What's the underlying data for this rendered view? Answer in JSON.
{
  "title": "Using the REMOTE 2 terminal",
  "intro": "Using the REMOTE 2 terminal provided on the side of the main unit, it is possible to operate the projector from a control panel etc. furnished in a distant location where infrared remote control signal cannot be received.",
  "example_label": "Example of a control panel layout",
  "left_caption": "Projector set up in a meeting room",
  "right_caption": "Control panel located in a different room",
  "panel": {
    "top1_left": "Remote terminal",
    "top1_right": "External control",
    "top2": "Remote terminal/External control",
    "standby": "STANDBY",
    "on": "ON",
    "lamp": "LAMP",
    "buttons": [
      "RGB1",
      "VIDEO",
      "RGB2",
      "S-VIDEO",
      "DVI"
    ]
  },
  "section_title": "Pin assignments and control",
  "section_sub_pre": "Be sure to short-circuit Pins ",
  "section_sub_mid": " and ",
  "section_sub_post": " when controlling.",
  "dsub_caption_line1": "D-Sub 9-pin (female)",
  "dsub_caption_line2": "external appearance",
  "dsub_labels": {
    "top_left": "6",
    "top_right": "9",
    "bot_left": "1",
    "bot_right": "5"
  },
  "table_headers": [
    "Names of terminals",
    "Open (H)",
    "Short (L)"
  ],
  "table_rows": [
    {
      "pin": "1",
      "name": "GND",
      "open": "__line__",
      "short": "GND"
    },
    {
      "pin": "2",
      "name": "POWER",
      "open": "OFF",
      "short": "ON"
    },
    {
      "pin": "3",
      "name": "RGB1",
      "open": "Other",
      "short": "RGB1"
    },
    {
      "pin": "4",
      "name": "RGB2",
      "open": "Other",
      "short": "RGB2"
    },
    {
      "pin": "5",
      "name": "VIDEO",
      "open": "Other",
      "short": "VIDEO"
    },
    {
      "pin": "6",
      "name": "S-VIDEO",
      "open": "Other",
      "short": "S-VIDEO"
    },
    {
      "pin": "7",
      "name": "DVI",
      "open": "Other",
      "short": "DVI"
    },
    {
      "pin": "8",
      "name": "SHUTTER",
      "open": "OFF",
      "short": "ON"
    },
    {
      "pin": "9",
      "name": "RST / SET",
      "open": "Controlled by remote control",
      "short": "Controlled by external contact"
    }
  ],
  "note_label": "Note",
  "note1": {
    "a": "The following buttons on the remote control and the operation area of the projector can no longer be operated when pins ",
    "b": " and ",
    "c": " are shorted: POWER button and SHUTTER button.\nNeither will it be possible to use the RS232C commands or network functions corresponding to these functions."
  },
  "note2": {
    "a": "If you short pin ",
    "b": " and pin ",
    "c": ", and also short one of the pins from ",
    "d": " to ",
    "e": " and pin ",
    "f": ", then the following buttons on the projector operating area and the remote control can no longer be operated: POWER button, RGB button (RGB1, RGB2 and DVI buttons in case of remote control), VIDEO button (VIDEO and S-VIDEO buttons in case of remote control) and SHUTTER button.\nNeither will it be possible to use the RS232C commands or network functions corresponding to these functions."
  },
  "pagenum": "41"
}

--------------------------------------------------

Goal: Copy out each record, keeping every word as it is.

Worked solution:
What's the underlying data for this rendered view? Answer in JSON.
{
  "title": "Using the REMOTE 2 terminal",
  "intro": "Using the REMOTE 2 terminal provided on the side of the main unit, it is possible to operate the projector from a control panel etc. furnished in a distant location where infrared remote control signal cannot be received.",
  "example_label": "Example of a control panel layout",
  "left_caption": "Projector set up in a meeting room",
  "right_caption": "Control panel located in a different room",
  "panel": {
    "top1_left": "Remote terminal",
    "top1_right": "External control",
    "top2": "Remote terminal/External control",
    "standby": "STANDBY",
    "on": "ON",
    "lamp": "LAMP",
    "buttons": [
      "RGB1",
      "VIDEO",
      "RGB2",
      "S-VIDEO",
      "DVI"
    ]
  },
  "section_title": "Pin assignments and control",
  "section_sub_pre": "Be sure to short-circuit Pins ",
  "section_sub_mid": " and ",
  "section_sub_post": " when controlling.",
  "dsub_caption_line1": "D-Sub 9-pin (female)",
  "dsub_caption_line2": "external appearance",
  "dsub_labels": {
    "top_left": "6",
    "top_right": "9",
    "bot_left": "1",
    "bot_right": "5"
  },
  "table_headers": [
    "Names of terminals",
    "Open (H)",
    "Short (L)"
  ],
  "table_rows": [
    {
      "pin": "1",
      "name": "GND",
      "open": "__line__",
      "short": "GND"
    },
    {
      "pin": "2",
      "name": "POWER",
      "open": "OFF",
      "short": "ON"
    },
    {
      "pin": "3",
      "name": "RGB1",
      "open": "Other",
      "short": "RGB1"
    },
    {
      "pin": "4",
      "name": "RGB2",
      "open": "Other",
      "short": "RGB2"
    },
    {
      "pin": "5",
      "name": "VIDEO",
      "open": "Other",
      "short": "VIDEO"
    },
    {
      "pin": "6",
      "name": "S-VIDEO",
      "open": "Other",
      "short": "S-VIDEO"
    },
    {
      "pin": "7",
      "name": "DVI",
      "open": "Other",
      "short": "DVI"
    },
    {
      "pin": "8",
      "name": "SHUTTER",
      "open": "OFF",
      "short": "ON"
    },
    {
      "pin": "9",
      "name": "RST / SET",
      "open": "Controlled by remote control",
      "short": "Controlled by external contact"
    }
  ],
  "note_label": "Note",
  "note1": {
    "a": "The following buttons on the remote control and the operation area of the projector can no longer be operated when pins ",
    "b": " and ",
    "c": " are shorted: POWER button and SHUTTER button.\nNeither will it be possible to use the RS232C commands or network functions corresponding to these functions."
  },
  "note2": {
    "a": "If you short pin ",
    "b": " and pin ",
    "c": ", and also short one of the pins from ",
    "d": " to ",
    "e": " and pin ",
    "f": ", then the following buttons on the projector operating area and the remote control can no longer be operated: POWER button, RGB button (RGB1, RGB2 and DVI buttons in case of remote control), VIDEO button (VIDEO and S-VIDEO buttons in case of remote control) and SHUTTER button.\nNeither will it be possible to use the RS232C commands or network functions corresponding to these functions."
  },
  "pagenum": "41"
}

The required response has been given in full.